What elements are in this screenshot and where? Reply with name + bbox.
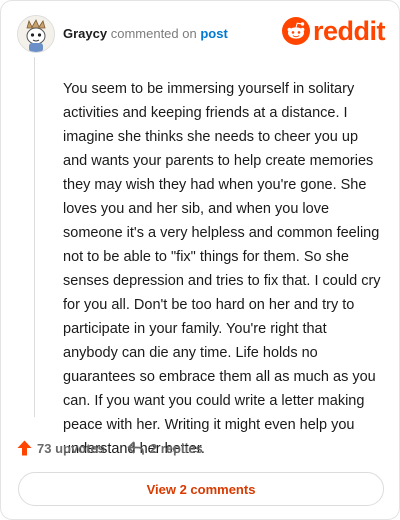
username[interactable]: Graycy bbox=[63, 26, 107, 41]
comment-meta: Graycy commented on post bbox=[63, 26, 228, 41]
comment-header: Graycy commented on post reddit bbox=[17, 15, 386, 53]
upvote-button[interactable]: 73 upvotes bbox=[17, 440, 105, 456]
reply-count: 2 replies bbox=[149, 440, 203, 456]
comment-body: You seem to be immersing yourself in sol… bbox=[63, 81, 381, 457]
reddit-snoo-icon bbox=[281, 17, 310, 45]
reddit-wordmark: reddit bbox=[312, 16, 386, 46]
view-comments-button[interactable]: View 2 comments bbox=[18, 472, 384, 506]
upvote-arrow-icon bbox=[17, 440, 32, 456]
reply-button[interactable]: 2 replies bbox=[127, 440, 203, 456]
thread-line bbox=[34, 57, 35, 417]
comment-actions: 73 upvotes 2 replies bbox=[17, 437, 225, 459]
upvote-count: 73 upvotes bbox=[37, 440, 105, 456]
post-link[interactable]: post bbox=[200, 26, 227, 41]
reddit-logo[interactable]: reddit bbox=[281, 16, 386, 46]
action-text: commented on bbox=[110, 26, 197, 41]
comment-card: Graycy commented on post reddit You seem… bbox=[0, 0, 400, 520]
reply-arrow-icon bbox=[127, 441, 144, 455]
avatar[interactable] bbox=[17, 15, 55, 53]
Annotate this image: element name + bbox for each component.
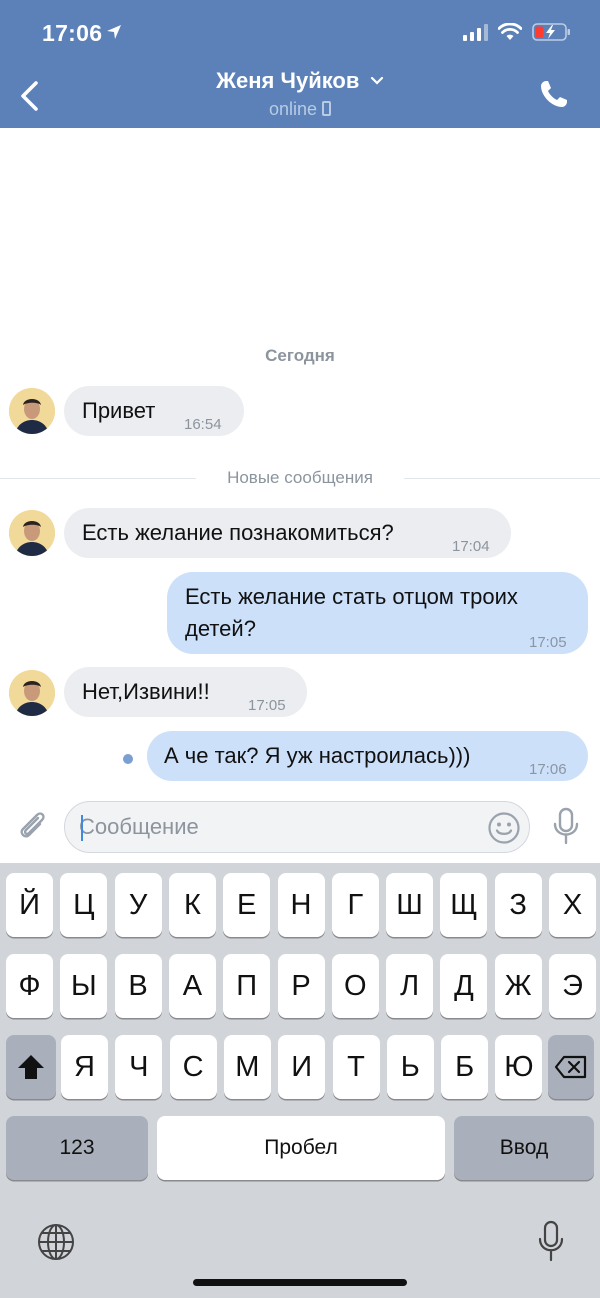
avatar[interactable] xyxy=(9,388,55,434)
letter-key[interactable]: Ы xyxy=(60,954,108,1018)
letter-key[interactable]: В xyxy=(114,954,162,1018)
chat-screen: 17:06 Женя Чуйков online Сегодня Привет … xyxy=(0,0,600,1298)
letter-key[interactable]: Ь xyxy=(386,1035,434,1099)
letter-key[interactable]: К xyxy=(168,873,216,937)
mobile-device-icon xyxy=(322,101,332,116)
letter-key[interactable]: Ж xyxy=(494,954,542,1018)
chevron-down-icon xyxy=(370,76,383,85)
space-key[interactable]: Пробел xyxy=(157,1116,445,1180)
letter-key[interactable]: Д xyxy=(440,954,488,1018)
letter-key[interactable]: И xyxy=(278,1035,326,1099)
message-input[interactable] xyxy=(79,802,479,852)
letter-key[interactable]: Г xyxy=(331,873,379,937)
message-time: 17:05 xyxy=(248,697,286,714)
online-status: online xyxy=(0,99,600,120)
letter-key[interactable]: А xyxy=(168,954,216,1018)
enter-key[interactable]: Ввод xyxy=(454,1116,594,1180)
message-text: Нет,Извини!! xyxy=(82,679,210,704)
letter-key[interactable]: С xyxy=(169,1035,217,1099)
text-caret xyxy=(81,815,83,841)
cellular-signal-icon xyxy=(463,23,488,41)
message-time: 17:04 xyxy=(452,538,490,555)
date-separator: Сегодня xyxy=(265,346,335,365)
microphone-icon[interactable] xyxy=(552,807,580,845)
letter-key[interactable]: Ф xyxy=(6,954,53,1018)
home-indicator xyxy=(193,1279,407,1286)
letter-key[interactable]: Й xyxy=(6,873,53,937)
status-bar-indicators xyxy=(463,22,572,42)
message-bubble-incoming[interactable]: Привет 16:54 xyxy=(64,386,244,436)
avatar[interactable] xyxy=(9,510,55,556)
message-time: 17:05 xyxy=(529,634,567,651)
message-bubble-outgoing[interactable]: А че так? Я уж настроилась))) 17:06 xyxy=(147,731,588,781)
globe-icon[interactable] xyxy=(36,1222,76,1262)
message-text: Есть желание стать отцом троих детей? xyxy=(185,584,518,641)
letter-key[interactable]: Т xyxy=(332,1035,380,1099)
letter-key[interactable]: Ш xyxy=(386,873,434,937)
letter-key[interactable]: О xyxy=(331,954,379,1018)
letter-key[interactable]: Б xyxy=(441,1035,489,1099)
new-messages-divider: Новые сообщения xyxy=(0,466,600,490)
avatar[interactable] xyxy=(9,670,55,716)
message-bubble-incoming[interactable]: Есть желание познакомиться? 17:04 xyxy=(64,508,511,558)
letter-key[interactable]: Я xyxy=(61,1035,108,1099)
backspace-icon xyxy=(554,1055,587,1079)
paperclip-icon[interactable] xyxy=(16,809,50,843)
message-time: 17:06 xyxy=(529,761,567,778)
shift-key[interactable] xyxy=(6,1035,56,1099)
letter-key[interactable]: Щ xyxy=(440,873,488,937)
online-status-text: online xyxy=(268,99,318,119)
letter-key[interactable]: Л xyxy=(386,954,434,1018)
message-text: Есть желание познакомиться? xyxy=(82,520,394,545)
chat-title: Женя Чуйков xyxy=(216,68,360,93)
wifi-icon xyxy=(498,23,522,40)
battery-charging-icon xyxy=(532,23,570,41)
backspace-key[interactable] xyxy=(548,1035,594,1099)
message-composer xyxy=(0,795,600,863)
letter-key[interactable]: Э xyxy=(549,954,596,1018)
message-bubble-incoming[interactable]: Нет,Извини!! 17:05 xyxy=(64,667,307,717)
message-time: 16:54 xyxy=(184,416,222,433)
message-text: А че так? Я уж настроилась))) xyxy=(164,743,471,768)
letter-key[interactable]: У xyxy=(114,873,162,937)
letter-key[interactable]: Н xyxy=(277,873,325,937)
letter-key[interactable]: Е xyxy=(223,873,271,937)
letter-key[interactable]: Х xyxy=(549,873,596,937)
letter-key[interactable]: П xyxy=(223,954,271,1018)
dictation-microphone-icon[interactable] xyxy=(538,1220,564,1262)
letter-key[interactable]: М xyxy=(223,1035,271,1099)
message-text: Привет xyxy=(82,398,156,423)
letter-key[interactable]: Ч xyxy=(115,1035,163,1099)
message-input-wrapper xyxy=(64,801,530,853)
chat-header: 17:06 Женя Чуйков online xyxy=(0,0,600,128)
letter-key[interactable]: Ю xyxy=(495,1035,543,1099)
emoji-smile-icon[interactable] xyxy=(487,811,521,845)
letter-key[interactable]: З xyxy=(494,873,542,937)
letter-key[interactable]: Р xyxy=(277,954,325,1018)
letter-key[interactable]: Ц xyxy=(60,873,108,937)
location-arrow-icon xyxy=(107,25,121,39)
phone-call-icon[interactable] xyxy=(538,78,570,110)
chat-title-button[interactable]: Женя Чуйков xyxy=(0,68,600,94)
message-bubble-outgoing[interactable]: Есть желание стать отцом троих детей? 17… xyxy=(167,572,588,654)
status-bar-time: 17:06 xyxy=(42,20,103,46)
unread-indicator xyxy=(123,754,133,764)
numbers-key[interactable]: 123 xyxy=(6,1116,148,1180)
shift-arrow-icon xyxy=(18,1055,44,1079)
new-messages-label: Новые сообщения xyxy=(227,468,373,487)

**********

What the task asks:
Reproduce every line of the material above without any changes, omitting the pictures.

Result of the task:
What elements are in this screenshot and where? Reply with name + bbox.
username[interactable]: Graycy bbox=[63, 26, 107, 41]
comment-meta: Graycy commented on post bbox=[63, 26, 228, 41]
comment-header: Graycy commented on post reddit bbox=[17, 15, 386, 53]
upvote-button[interactable]: 73 upvotes bbox=[17, 440, 105, 456]
reply-count: 2 replies bbox=[149, 440, 203, 456]
comment-body: You seem to be immersing yourself in sol… bbox=[63, 81, 381, 457]
reddit-snoo-icon bbox=[281, 17, 310, 45]
reddit-wordmark: reddit bbox=[312, 16, 386, 46]
view-comments-button[interactable]: View 2 comments bbox=[18, 472, 384, 506]
upvote-arrow-icon bbox=[17, 440, 32, 456]
reply-button[interactable]: 2 replies bbox=[127, 440, 203, 456]
thread-line bbox=[34, 57, 35, 417]
comment-actions: 73 upvotes 2 replies bbox=[17, 437, 225, 459]
upvote-count: 73 upvotes bbox=[37, 440, 105, 456]
post-link[interactable]: post bbox=[200, 26, 227, 41]
reddit-logo[interactable]: reddit bbox=[281, 16, 386, 46]
action-text: commented on bbox=[110, 26, 197, 41]
comment-card: Graycy commented on post reddit You seem… bbox=[0, 0, 400, 520]
reply-arrow-icon bbox=[127, 441, 144, 455]
avatar[interactable] bbox=[17, 15, 55, 53]
Annotate this image: element name + bbox for each component.
avatar[interactable] xyxy=(9,388,55,434)
letter-key[interactable]: Ы xyxy=(60,954,108,1018)
letter-key[interactable]: В xyxy=(114,954,162,1018)
chat-screen: 17:06 Женя Чуйков online Сегодня Привет … xyxy=(0,0,600,1298)
letter-key[interactable]: Ь xyxy=(386,1035,434,1099)
letter-key[interactable]: К xyxy=(168,873,216,937)
mobile-device-icon xyxy=(322,101,332,116)
letter-key[interactable]: Ж xyxy=(494,954,542,1018)
chevron-down-icon xyxy=(370,76,383,85)
space-key[interactable]: Пробел xyxy=(157,1116,445,1180)
letter-key[interactable]: Д xyxy=(440,954,488,1018)
letter-key[interactable]: И xyxy=(278,1035,326,1099)
message-input[interactable] xyxy=(79,802,479,852)
letter-key[interactable]: Г xyxy=(331,873,379,937)
message-time: 17:05 xyxy=(248,697,286,714)
online-status: online xyxy=(0,99,600,120)
letter-key[interactable]: А xyxy=(168,954,216,1018)
enter-key[interactable]: Ввод xyxy=(454,1116,594,1180)
message-text: Нет,Извини!! xyxy=(82,679,210,704)
letter-key[interactable]: С xyxy=(169,1035,217,1099)
text-caret xyxy=(81,815,83,841)
cellular-signal-icon xyxy=(463,23,488,41)
message-time: 17:04 xyxy=(452,538,490,555)
date-separator: Сегодня xyxy=(265,346,335,365)
microphone-icon[interactable] xyxy=(552,807,580,845)
letter-key[interactable]: Ф xyxy=(6,954,53,1018)
home-indicator xyxy=(193,1279,407,1286)
letter-key[interactable]: Й xyxy=(6,873,53,937)
status-bar-indicators xyxy=(463,22,572,42)
message-bubble-incoming[interactable]: Привет 16:54 xyxy=(64,386,244,436)
avatar[interactable] xyxy=(9,510,55,556)
message-time: 17:05 xyxy=(529,634,567,651)
message-bubble-outgoing[interactable]: А че так? Я уж настроилась))) 17:06 xyxy=(147,731,588,781)
globe-icon[interactable] xyxy=(36,1222,76,1262)
message-text: Есть желание стать отцом троих детей? xyxy=(185,584,518,641)
letter-key[interactable]: Т xyxy=(332,1035,380,1099)
letter-key[interactable]: Ш xyxy=(386,873,434,937)
letter-key[interactable]: О xyxy=(331,954,379,1018)
letter-key[interactable]: Б xyxy=(441,1035,489,1099)
new-messages-divider: Новые сообщения xyxy=(0,466,600,490)
avatar[interactable] xyxy=(9,670,55,716)
message-bubble-incoming[interactable]: Есть желание познакомиться? 17:04 xyxy=(64,508,511,558)
letter-key[interactable]: Я xyxy=(61,1035,108,1099)
backspace-icon xyxy=(554,1055,587,1079)
paperclip-icon[interactable] xyxy=(16,809,50,843)
message-time: 17:06 xyxy=(529,761,567,778)
shift-key[interactable] xyxy=(6,1035,56,1099)
letter-key[interactable]: Щ xyxy=(440,873,488,937)
online-status-text: online xyxy=(268,99,318,119)
letter-key[interactable]: Л xyxy=(386,954,434,1018)
message-text: Есть желание познакомиться? xyxy=(82,520,394,545)
chat-title: Женя Чуйков xyxy=(216,68,360,93)
wifi-icon xyxy=(498,23,522,40)
battery-charging-icon xyxy=(532,23,570,41)
backspace-key[interactable] xyxy=(548,1035,594,1099)
message-composer xyxy=(0,795,600,863)
letter-key[interactable]: Э xyxy=(549,954,596,1018)
message-bubble-incoming[interactable]: Нет,Извини!! 17:05 xyxy=(64,667,307,717)
message-time: 16:54 xyxy=(184,416,222,433)
message-text: А че так? Я уж настроилась))) xyxy=(164,743,471,768)
letter-key[interactable]: У xyxy=(114,873,162,937)
letter-key[interactable]: Н xyxy=(277,873,325,937)
letter-key[interactable]: Е xyxy=(223,873,271,937)
letter-key[interactable]: Х xyxy=(549,873,596,937)
letter-key[interactable]: П xyxy=(223,954,271,1018)
dictation-microphone-icon[interactable] xyxy=(538,1220,564,1262)
letter-key[interactable]: М xyxy=(223,1035,271,1099)
message-text: Привет xyxy=(82,398,156,423)
letter-key[interactable]: Ч xyxy=(115,1035,163,1099)
message-input-wrapper xyxy=(64,801,530,853)
chat-header: 17:06 Женя Чуйков online xyxy=(0,0,600,128)
letter-key[interactable]: Ю xyxy=(495,1035,543,1099)
emoji-smile-icon[interactable] xyxy=(487,811,521,845)
letter-key[interactable]: З xyxy=(494,873,542,937)
letter-key[interactable]: Р xyxy=(277,954,325,1018)
letter-key[interactable]: Ц xyxy=(60,873,108,937)
location-arrow-icon xyxy=(107,25,121,39)
phone-call-icon[interactable] xyxy=(538,78,570,110)
chat-title-button[interactable]: Женя Чуйков xyxy=(0,68,600,94)
message-bubble-outgoing[interactable]: Есть желание стать отцом троих детей? 17… xyxy=(167,572,588,654)
status-bar-time: 17:06 xyxy=(42,20,103,46)
unread-indicator xyxy=(123,754,133,764)
numbers-key[interactable]: 123 xyxy=(6,1116,148,1180)
shift-arrow-icon xyxy=(18,1055,44,1079)
new-messages-label: Новые сообщения xyxy=(227,468,373,487)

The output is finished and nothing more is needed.